To be done:
Transcribe all of the records word for word, but omit the pictures.

Data items

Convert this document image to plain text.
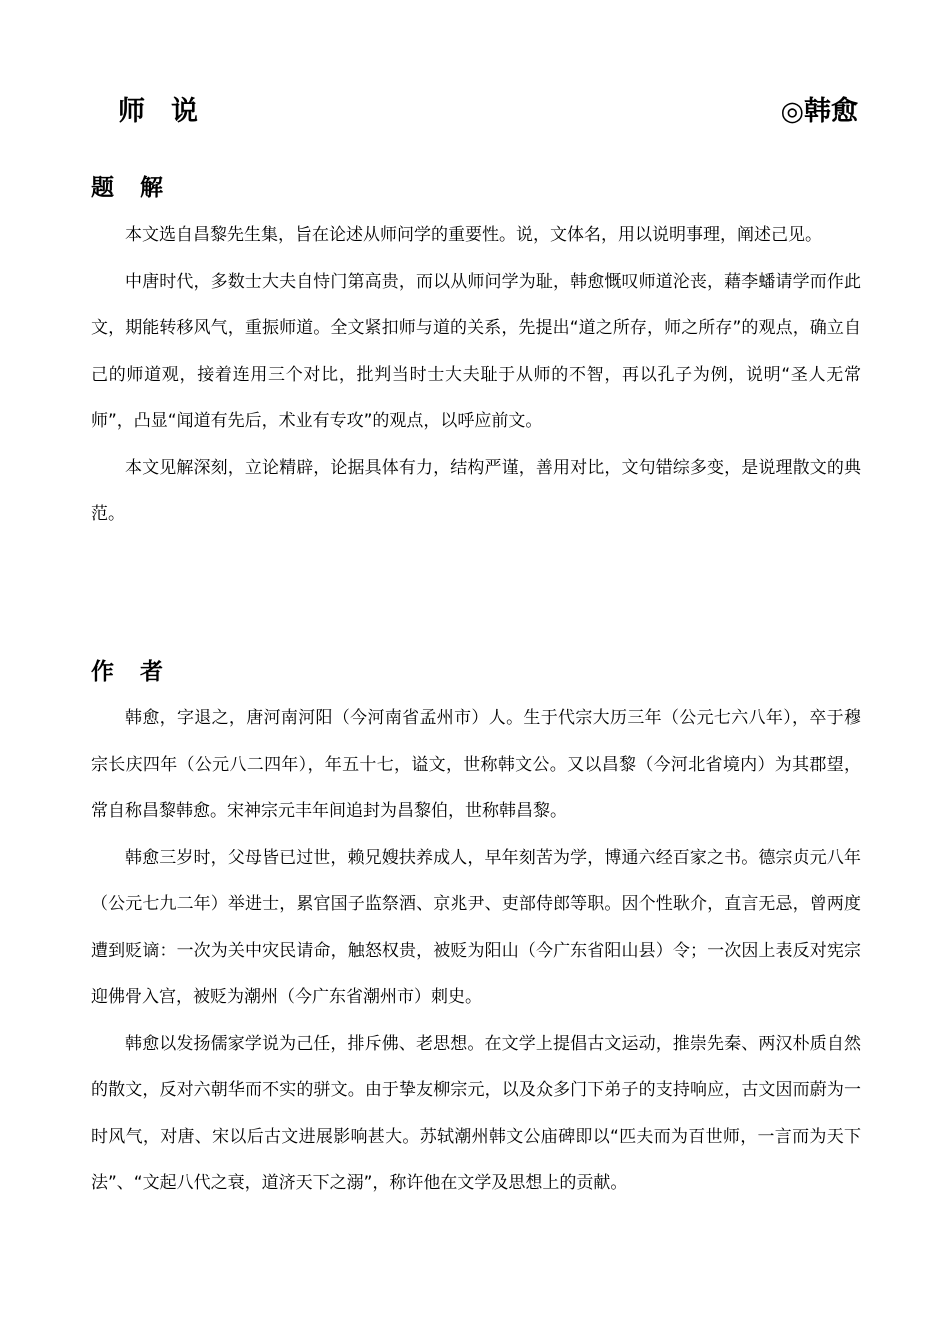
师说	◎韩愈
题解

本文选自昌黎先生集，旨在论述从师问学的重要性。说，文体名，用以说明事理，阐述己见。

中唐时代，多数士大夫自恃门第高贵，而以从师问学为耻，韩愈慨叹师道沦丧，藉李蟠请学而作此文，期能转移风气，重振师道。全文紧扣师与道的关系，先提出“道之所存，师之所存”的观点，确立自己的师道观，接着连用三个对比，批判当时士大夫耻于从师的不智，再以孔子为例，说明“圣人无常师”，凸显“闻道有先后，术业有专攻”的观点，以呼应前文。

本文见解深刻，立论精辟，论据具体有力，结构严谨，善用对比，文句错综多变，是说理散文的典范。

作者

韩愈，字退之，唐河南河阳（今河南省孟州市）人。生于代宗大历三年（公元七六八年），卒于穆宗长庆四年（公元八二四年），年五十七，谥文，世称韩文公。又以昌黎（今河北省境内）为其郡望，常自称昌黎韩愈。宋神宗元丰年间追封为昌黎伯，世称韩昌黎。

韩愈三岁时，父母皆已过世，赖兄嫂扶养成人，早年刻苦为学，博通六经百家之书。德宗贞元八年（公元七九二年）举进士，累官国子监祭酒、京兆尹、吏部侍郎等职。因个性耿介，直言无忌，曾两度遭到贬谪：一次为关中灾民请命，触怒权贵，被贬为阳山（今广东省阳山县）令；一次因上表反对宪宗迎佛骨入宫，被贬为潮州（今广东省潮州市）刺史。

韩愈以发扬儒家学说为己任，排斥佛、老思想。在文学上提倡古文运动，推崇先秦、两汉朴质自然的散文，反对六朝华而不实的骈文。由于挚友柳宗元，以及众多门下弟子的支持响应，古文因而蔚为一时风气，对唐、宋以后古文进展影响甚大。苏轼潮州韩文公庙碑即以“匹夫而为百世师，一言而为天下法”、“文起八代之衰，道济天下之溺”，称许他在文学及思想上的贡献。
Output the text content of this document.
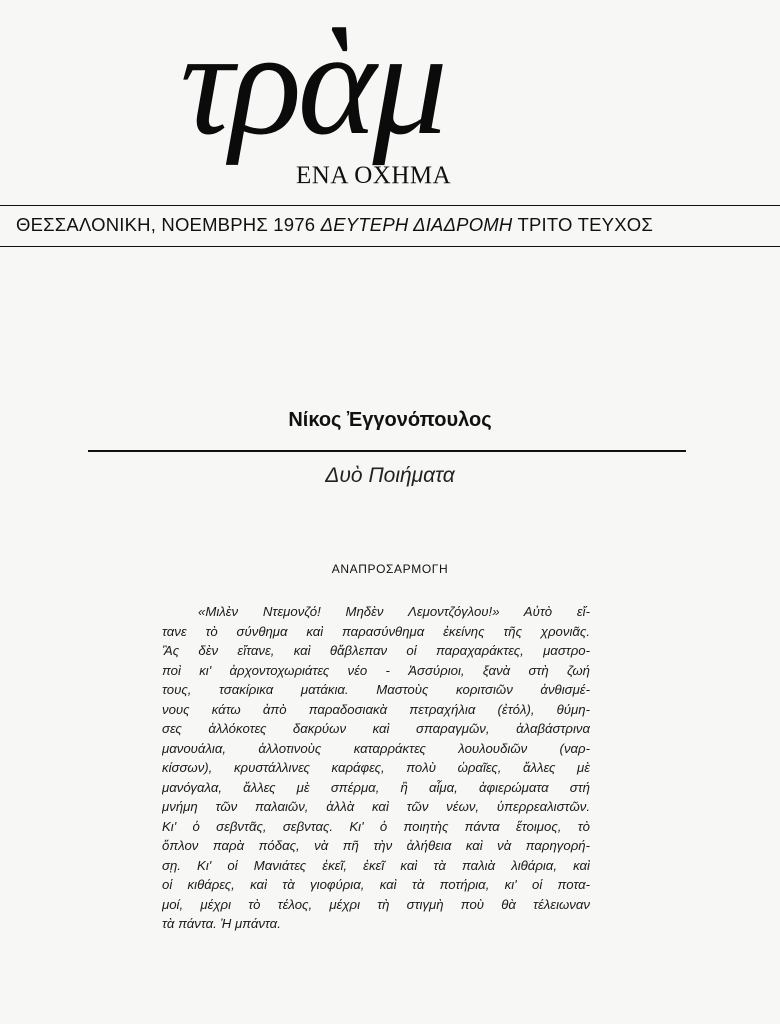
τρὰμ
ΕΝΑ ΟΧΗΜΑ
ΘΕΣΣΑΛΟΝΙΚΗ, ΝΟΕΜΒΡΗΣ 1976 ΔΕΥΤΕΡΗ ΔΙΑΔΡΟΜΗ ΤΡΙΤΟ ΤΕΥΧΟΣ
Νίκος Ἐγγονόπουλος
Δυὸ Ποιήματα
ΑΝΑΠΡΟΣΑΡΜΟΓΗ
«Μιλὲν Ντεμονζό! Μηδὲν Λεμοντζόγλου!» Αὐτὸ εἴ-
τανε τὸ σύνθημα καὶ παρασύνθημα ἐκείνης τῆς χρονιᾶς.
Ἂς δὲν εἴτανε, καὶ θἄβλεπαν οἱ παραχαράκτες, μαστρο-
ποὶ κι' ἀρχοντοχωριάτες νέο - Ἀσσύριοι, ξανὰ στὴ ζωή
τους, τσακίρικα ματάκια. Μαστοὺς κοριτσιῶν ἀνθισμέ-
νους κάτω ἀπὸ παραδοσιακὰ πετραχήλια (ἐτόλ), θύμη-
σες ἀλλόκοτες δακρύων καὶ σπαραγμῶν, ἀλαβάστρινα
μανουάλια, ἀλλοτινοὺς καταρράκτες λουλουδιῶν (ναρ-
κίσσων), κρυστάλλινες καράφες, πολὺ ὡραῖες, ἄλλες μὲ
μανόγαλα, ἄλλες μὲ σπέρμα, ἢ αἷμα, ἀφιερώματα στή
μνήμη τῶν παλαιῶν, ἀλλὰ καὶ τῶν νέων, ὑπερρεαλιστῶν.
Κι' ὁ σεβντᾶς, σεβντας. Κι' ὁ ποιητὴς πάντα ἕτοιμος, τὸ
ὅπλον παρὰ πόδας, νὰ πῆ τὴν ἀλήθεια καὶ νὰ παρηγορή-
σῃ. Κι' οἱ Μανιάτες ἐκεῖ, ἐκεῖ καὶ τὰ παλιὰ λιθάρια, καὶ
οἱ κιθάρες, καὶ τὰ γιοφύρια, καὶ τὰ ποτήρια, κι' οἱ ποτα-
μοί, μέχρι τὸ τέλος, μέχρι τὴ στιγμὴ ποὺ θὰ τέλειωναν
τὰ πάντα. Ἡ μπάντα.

Response below:
Convert this document image to plain text.
师说	◎韩愈
题解

本文选自昌黎先生集，旨在论述从师问学的重要性。说，文体名，用以说明事理，阐述己见。

中唐时代，多数士大夫自恃门第高贵，而以从师问学为耻，韩愈慨叹师道沦丧，藉李蟠请学而作此文，期能转移风气，重振师道。全文紧扣师与道的关系，先提出“道之所存，师之所存”的观点，确立自己的师道观，接着连用三个对比，批判当时士大夫耻于从师的不智，再以孔子为例，说明“圣人无常师”，凸显“闻道有先后，术业有专攻”的观点，以呼应前文。

本文见解深刻，立论精辟，论据具体有力，结构严谨，善用对比，文句错综多变，是说理散文的典范。

作者

韩愈，字退之，唐河南河阳（今河南省孟州市）人。生于代宗大历三年（公元七六八年），卒于穆宗长庆四年（公元八二四年），年五十七，谥文，世称韩文公。又以昌黎（今河北省境内）为其郡望，常自称昌黎韩愈。宋神宗元丰年间追封为昌黎伯，世称韩昌黎。

韩愈三岁时，父母皆已过世，赖兄嫂扶养成人，早年刻苦为学，博通六经百家之书。德宗贞元八年（公元七九二年）举进士，累官国子监祭酒、京兆尹、吏部侍郎等职。因个性耿介，直言无忌，曾两度遭到贬谪：一次为关中灾民请命，触怒权贵，被贬为阳山（今广东省阳山县）令；一次因上表反对宪宗迎佛骨入宫，被贬为潮州（今广东省潮州市）刺史。

韩愈以发扬儒家学说为己任，排斥佛、老思想。在文学上提倡古文运动，推崇先秦、两汉朴质自然的散文，反对六朝华而不实的骈文。由于挚友柳宗元，以及众多门下弟子的支持响应，古文因而蔚为一时风气，对唐、宋以后古文进展影响甚大。苏轼潮州韩文公庙碑即以“匹夫而为百世师，一言而为天下法”、“文起八代之衰，道济天下之溺”，称许他在文学及思想上的贡献。
Output the text content of this document.
τρὰμ
ΕΝΑ ΟΧΗΜΑ
ΘΕΣΣΑΛΟΝΙΚΗ, ΝΟΕΜΒΡΗΣ 1976 ΔΕΥΤΕΡΗ ΔΙΑΔΡΟΜΗ ΤΡΙΤΟ ΤΕΥΧΟΣ
Νίκος Ἐγγονόπουλος
Δυὸ Ποιήματα
ΑΝΑΠΡΟΣΑΡΜΟΓΗ
«Μιλὲν Ντεμονζό! Μηδὲν Λεμοντζόγλου!» Αὐτὸ εἴ-
τανε τὸ σύνθημα καὶ παρασύνθημα ἐκείνης τῆς χρονιᾶς.
Ἂς δὲν εἴτανε, καὶ θἄβλεπαν οἱ παραχαράκτες, μαστρο-
ποὶ κι' ἀρχοντοχωριάτες νέο - Ἀσσύριοι, ξανὰ στὴ ζωή
τους, τσακίρικα ματάκια. Μαστοὺς κοριτσιῶν ἀνθισμέ-
νους κάτω ἀπὸ παραδοσιακὰ πετραχήλια (ἐτόλ), θύμη-
σες ἀλλόκοτες δακρύων καὶ σπαραγμῶν, ἀλαβάστρινα
μανουάλια, ἀλλοτινοὺς καταρράκτες λουλουδιῶν (ναρ-
κίσσων), κρυστάλλινες καράφες, πολὺ ὡραῖες, ἄλλες μὲ
μανόγαλα, ἄλλες μὲ σπέρμα, ἢ αἷμα, ἀφιερώματα στή
μνήμη τῶν παλαιῶν, ἀλλὰ καὶ τῶν νέων, ὑπερρεαλιστῶν.
Κι' ὁ σεβντᾶς, σεβντας. Κι' ὁ ποιητὴς πάντα ἕτοιμος, τὸ
ὅπλον παρὰ πόδας, νὰ πῆ τὴν ἀλήθεια καὶ νὰ παρηγορή-
σῃ. Κι' οἱ Μανιάτες ἐκεῖ, ἐκεῖ καὶ τὰ παλιὰ λιθάρια, καὶ
οἱ κιθάρες, καὶ τὰ γιοφύρια, καὶ τὰ ποτήρια, κι' οἱ ποτα-
μοί, μέχρι τὸ τέλος, μέχρι τὴ στιγμὴ ποὺ θὰ τέλειωναν
τὰ πάντα. Ἡ μπάντα.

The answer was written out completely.